Tell how many lines in these records contain the string "Liquid", with only the number as the reply.
Start RECORD SET
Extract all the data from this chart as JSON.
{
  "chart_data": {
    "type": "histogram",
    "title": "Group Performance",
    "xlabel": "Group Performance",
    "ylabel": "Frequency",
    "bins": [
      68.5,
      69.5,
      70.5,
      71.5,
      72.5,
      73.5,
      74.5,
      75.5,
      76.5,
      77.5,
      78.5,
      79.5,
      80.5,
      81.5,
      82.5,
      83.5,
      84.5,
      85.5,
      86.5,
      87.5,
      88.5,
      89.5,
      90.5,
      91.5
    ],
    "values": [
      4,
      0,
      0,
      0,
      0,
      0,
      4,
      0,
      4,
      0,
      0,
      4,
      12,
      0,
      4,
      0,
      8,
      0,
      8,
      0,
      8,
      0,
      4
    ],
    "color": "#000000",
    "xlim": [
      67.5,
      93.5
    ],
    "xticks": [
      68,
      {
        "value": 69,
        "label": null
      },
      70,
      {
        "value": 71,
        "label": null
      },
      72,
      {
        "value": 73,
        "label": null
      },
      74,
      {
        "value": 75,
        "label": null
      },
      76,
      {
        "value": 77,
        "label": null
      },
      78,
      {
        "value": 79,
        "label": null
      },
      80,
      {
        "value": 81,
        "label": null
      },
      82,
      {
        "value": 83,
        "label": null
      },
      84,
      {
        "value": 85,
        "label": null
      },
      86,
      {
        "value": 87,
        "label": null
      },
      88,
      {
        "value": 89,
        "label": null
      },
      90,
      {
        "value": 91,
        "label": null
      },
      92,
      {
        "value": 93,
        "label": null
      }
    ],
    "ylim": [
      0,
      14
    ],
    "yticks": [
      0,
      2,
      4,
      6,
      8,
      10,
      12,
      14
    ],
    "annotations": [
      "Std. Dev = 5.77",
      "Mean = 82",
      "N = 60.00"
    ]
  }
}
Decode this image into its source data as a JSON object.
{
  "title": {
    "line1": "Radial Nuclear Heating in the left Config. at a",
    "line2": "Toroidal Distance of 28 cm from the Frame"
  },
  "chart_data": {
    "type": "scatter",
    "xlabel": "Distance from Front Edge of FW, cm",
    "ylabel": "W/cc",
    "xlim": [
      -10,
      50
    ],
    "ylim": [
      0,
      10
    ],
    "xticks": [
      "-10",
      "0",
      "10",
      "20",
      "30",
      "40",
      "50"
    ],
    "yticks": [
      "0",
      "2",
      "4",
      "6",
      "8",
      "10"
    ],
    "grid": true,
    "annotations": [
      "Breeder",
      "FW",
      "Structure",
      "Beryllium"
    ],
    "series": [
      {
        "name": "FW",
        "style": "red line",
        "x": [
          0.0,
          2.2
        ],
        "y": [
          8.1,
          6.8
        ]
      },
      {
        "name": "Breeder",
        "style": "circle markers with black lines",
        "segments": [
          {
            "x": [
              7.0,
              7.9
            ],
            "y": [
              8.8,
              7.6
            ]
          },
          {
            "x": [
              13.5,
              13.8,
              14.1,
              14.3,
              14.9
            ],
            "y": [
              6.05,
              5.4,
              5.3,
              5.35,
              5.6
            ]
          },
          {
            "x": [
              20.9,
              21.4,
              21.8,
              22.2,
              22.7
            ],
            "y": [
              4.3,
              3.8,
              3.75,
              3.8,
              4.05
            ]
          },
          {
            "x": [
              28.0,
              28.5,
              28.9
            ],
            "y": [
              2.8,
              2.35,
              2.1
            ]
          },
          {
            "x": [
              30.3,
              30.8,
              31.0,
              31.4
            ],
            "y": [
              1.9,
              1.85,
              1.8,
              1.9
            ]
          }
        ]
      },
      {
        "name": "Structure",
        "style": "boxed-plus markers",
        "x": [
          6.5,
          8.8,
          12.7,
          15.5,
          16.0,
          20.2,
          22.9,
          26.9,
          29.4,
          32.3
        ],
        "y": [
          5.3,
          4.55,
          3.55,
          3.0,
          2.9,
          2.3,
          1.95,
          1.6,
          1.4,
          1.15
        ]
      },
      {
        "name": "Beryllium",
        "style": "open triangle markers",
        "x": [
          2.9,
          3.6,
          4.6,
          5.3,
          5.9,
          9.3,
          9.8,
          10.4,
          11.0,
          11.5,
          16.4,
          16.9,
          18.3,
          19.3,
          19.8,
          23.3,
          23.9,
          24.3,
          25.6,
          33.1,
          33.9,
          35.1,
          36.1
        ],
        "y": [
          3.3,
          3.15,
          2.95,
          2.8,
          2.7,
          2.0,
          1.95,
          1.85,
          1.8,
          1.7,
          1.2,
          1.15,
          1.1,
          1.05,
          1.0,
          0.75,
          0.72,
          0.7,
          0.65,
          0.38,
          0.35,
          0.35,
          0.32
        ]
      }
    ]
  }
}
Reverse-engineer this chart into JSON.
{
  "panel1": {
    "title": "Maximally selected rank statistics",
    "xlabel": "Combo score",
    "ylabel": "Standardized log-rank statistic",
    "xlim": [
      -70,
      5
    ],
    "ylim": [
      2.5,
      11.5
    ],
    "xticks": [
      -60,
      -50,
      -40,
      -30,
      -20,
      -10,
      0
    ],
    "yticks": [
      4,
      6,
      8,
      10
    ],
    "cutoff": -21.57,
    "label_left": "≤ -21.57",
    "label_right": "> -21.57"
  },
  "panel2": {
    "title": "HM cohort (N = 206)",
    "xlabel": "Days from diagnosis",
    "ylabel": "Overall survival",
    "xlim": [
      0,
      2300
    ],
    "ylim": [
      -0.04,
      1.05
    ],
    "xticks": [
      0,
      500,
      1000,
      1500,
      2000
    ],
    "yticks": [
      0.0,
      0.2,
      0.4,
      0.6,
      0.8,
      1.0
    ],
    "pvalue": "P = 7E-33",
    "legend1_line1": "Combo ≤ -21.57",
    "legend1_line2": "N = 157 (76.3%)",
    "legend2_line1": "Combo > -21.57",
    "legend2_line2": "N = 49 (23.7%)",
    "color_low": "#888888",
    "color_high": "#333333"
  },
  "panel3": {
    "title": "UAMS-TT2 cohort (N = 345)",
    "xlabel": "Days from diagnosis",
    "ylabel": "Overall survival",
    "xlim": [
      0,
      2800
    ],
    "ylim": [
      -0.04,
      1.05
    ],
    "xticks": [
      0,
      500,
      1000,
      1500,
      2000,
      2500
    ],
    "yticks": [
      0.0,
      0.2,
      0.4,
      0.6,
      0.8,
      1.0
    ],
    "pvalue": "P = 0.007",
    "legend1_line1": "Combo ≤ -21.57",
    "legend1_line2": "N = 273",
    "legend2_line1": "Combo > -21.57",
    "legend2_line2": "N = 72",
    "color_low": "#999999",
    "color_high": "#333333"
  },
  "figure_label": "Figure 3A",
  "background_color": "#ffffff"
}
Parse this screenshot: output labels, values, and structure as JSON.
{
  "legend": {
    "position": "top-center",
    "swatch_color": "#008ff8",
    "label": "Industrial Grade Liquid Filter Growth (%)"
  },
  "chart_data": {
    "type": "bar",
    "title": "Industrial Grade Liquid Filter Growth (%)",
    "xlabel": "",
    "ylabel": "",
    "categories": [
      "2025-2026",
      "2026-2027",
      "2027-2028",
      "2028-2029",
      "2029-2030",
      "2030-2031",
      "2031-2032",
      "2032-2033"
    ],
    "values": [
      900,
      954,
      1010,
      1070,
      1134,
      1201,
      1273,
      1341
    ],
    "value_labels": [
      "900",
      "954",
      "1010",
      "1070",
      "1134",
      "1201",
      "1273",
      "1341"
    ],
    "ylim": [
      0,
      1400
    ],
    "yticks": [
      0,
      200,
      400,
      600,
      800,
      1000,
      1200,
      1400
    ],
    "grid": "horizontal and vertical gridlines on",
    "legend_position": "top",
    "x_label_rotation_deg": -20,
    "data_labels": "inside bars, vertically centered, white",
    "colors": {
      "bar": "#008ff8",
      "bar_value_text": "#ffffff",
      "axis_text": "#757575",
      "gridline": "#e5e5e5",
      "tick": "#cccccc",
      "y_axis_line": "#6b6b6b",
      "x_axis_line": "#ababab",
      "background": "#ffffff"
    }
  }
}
End RECORD SET
RESULT →
2